Only the lines from the one containing "Type out the text in this image." through the end of the records should be retyped, exactly and including both ends; pictures stay out.
____________
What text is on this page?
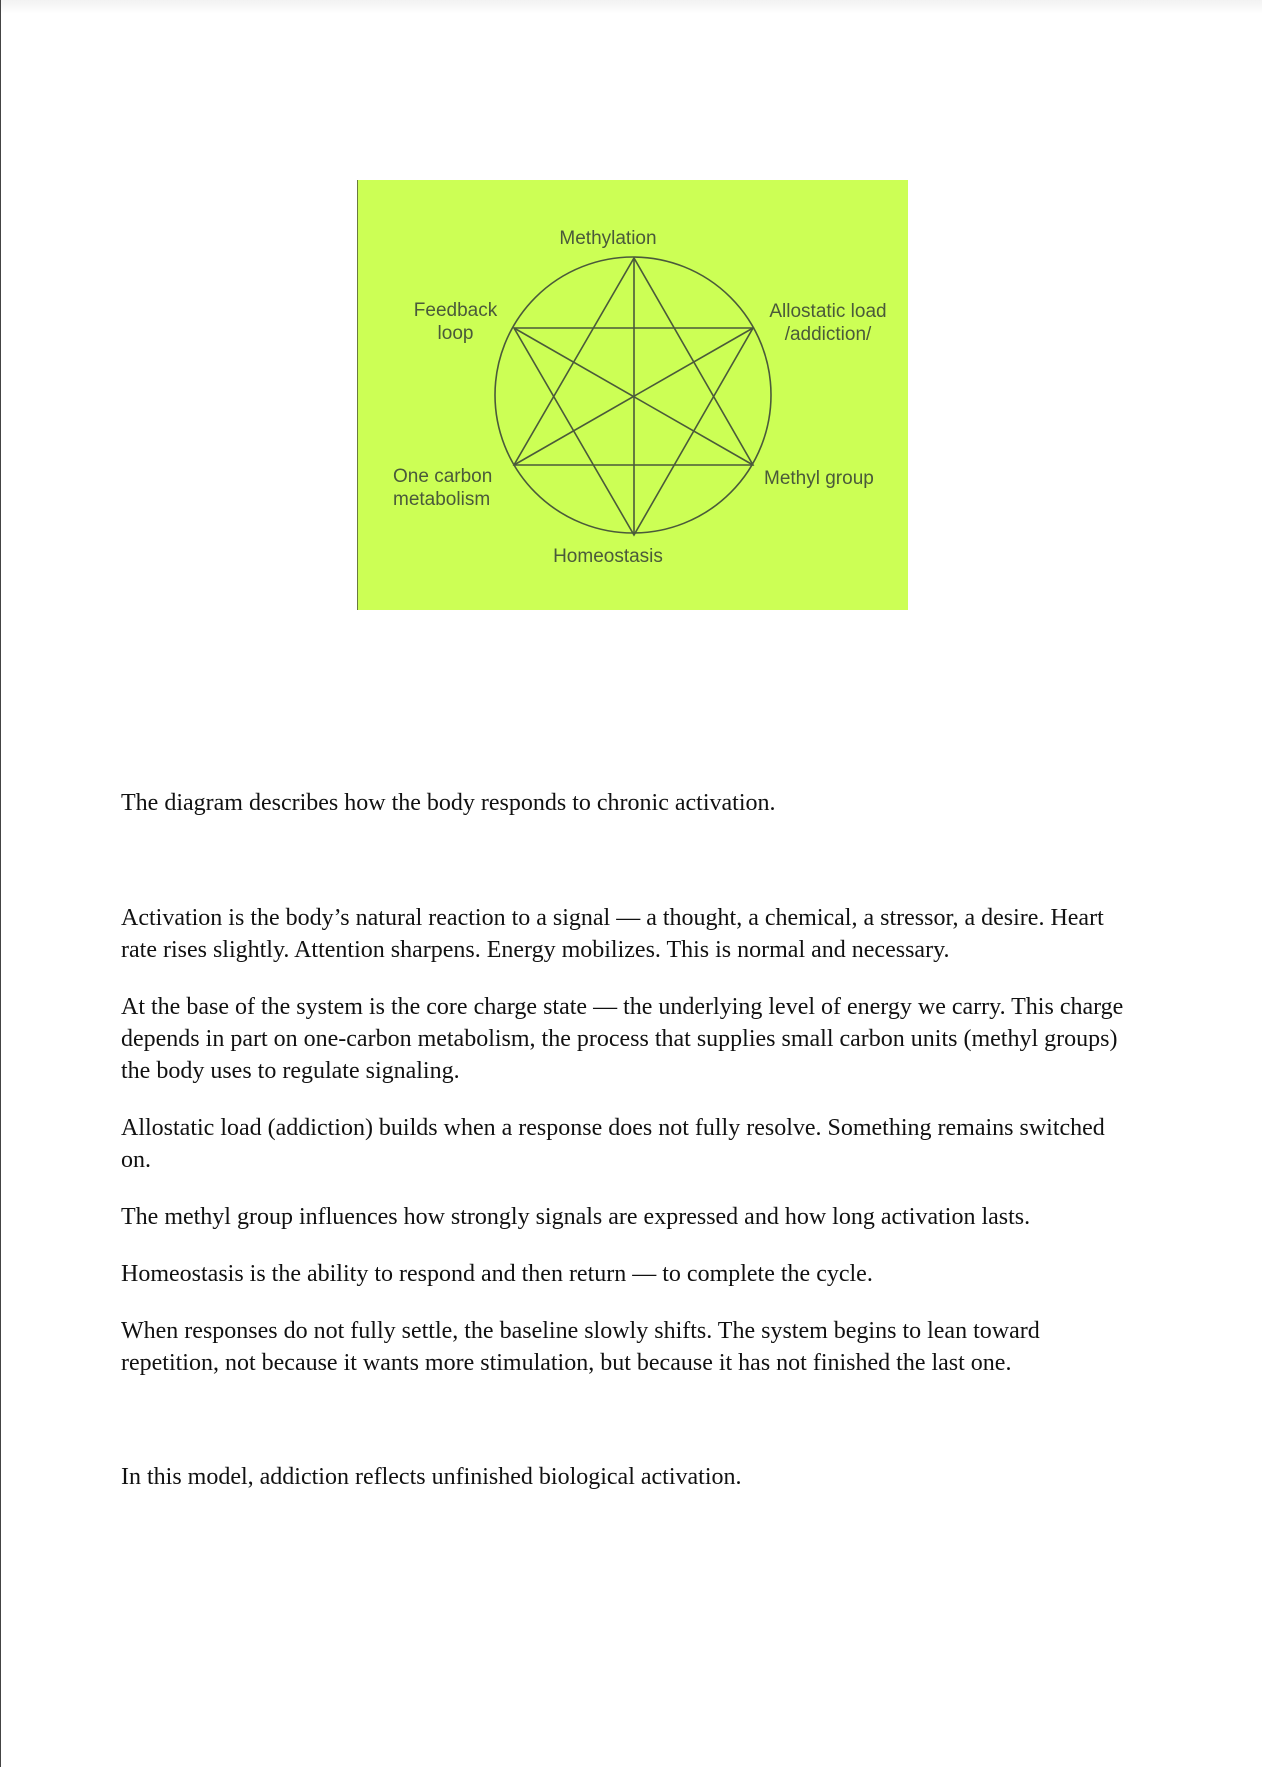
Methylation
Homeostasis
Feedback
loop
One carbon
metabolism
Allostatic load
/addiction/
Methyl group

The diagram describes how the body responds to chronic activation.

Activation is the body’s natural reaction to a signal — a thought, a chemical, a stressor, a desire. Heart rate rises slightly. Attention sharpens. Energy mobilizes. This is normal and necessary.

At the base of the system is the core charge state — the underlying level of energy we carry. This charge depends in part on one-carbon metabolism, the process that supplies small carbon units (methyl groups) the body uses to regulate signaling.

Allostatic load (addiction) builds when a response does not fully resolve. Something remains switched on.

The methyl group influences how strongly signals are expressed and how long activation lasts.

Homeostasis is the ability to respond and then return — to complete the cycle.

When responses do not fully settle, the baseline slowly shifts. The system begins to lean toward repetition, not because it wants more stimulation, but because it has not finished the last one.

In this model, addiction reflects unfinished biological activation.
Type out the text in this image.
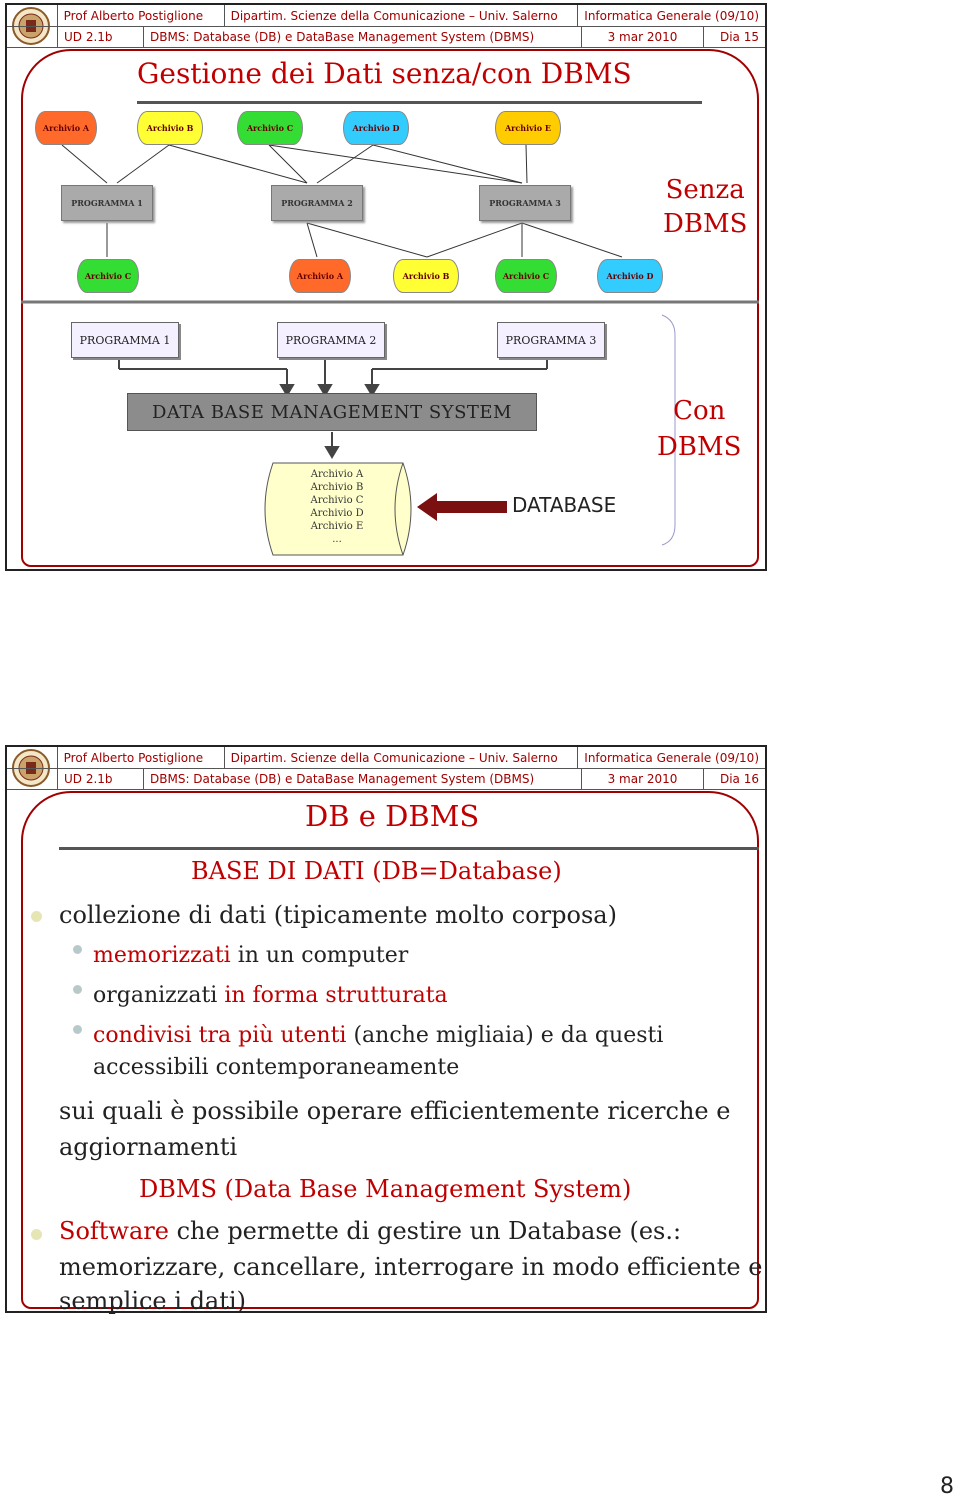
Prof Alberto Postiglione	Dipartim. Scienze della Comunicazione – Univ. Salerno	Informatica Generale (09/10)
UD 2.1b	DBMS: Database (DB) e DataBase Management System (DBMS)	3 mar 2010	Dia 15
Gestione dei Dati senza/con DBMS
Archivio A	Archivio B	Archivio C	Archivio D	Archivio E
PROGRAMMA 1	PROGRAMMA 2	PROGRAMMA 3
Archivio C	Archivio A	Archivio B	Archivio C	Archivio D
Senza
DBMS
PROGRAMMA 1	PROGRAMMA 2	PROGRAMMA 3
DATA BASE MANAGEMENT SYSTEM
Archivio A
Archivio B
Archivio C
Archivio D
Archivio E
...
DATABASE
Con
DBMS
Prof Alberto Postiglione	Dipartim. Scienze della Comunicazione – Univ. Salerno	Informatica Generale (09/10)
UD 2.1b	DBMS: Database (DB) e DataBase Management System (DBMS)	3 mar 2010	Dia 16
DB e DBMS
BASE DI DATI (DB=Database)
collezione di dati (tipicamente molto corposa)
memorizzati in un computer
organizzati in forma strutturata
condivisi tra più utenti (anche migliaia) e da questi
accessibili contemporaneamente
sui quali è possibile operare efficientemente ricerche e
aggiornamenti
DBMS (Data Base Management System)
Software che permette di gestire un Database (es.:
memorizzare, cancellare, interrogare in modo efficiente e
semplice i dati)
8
____________
#### Worked answer:
Type out the text in this image.
Prof Alberto Postiglione	Dipartim. Scienze della Comunicazione – Univ. Salerno	Informatica Generale (09/10)
UD 2.1b	DBMS: Database (DB) e DataBase Management System (DBMS)	3 mar 2010	Dia 15
Gestione dei Dati senza/con DBMS
Archivio A	Archivio B	Archivio C	Archivio D	Archivio E
PROGRAMMA 1	PROGRAMMA 2	PROGRAMMA 3
Archivio C	Archivio A	Archivio B	Archivio C	Archivio D
Senza
DBMS
PROGRAMMA 1	PROGRAMMA 2	PROGRAMMA 3
DATA BASE MANAGEMENT SYSTEM
Archivio A
Archivio B
Archivio C
Archivio D
Archivio E
...
DATABASE
Con
DBMS
Prof Alberto Postiglione	Dipartim. Scienze della Comunicazione – Univ. Salerno	Informatica Generale (09/10)
UD 2.1b	DBMS: Database (DB) e DataBase Management System (DBMS)	3 mar 2010	Dia 16
DB e DBMS
BASE DI DATI (DB=Database)
collezione di dati (tipicamente molto corposa)
memorizzati in un computer
organizzati in forma strutturata
condivisi tra più utenti (anche migliaia) e da questi
accessibili contemporaneamente
sui quali è possibile operare efficientemente ricerche e
aggiornamenti
DBMS (Data Base Management System)
Software che permette di gestire un Database (es.:
memorizzare, cancellare, interrogare in modo efficiente e
semplice i dati)
8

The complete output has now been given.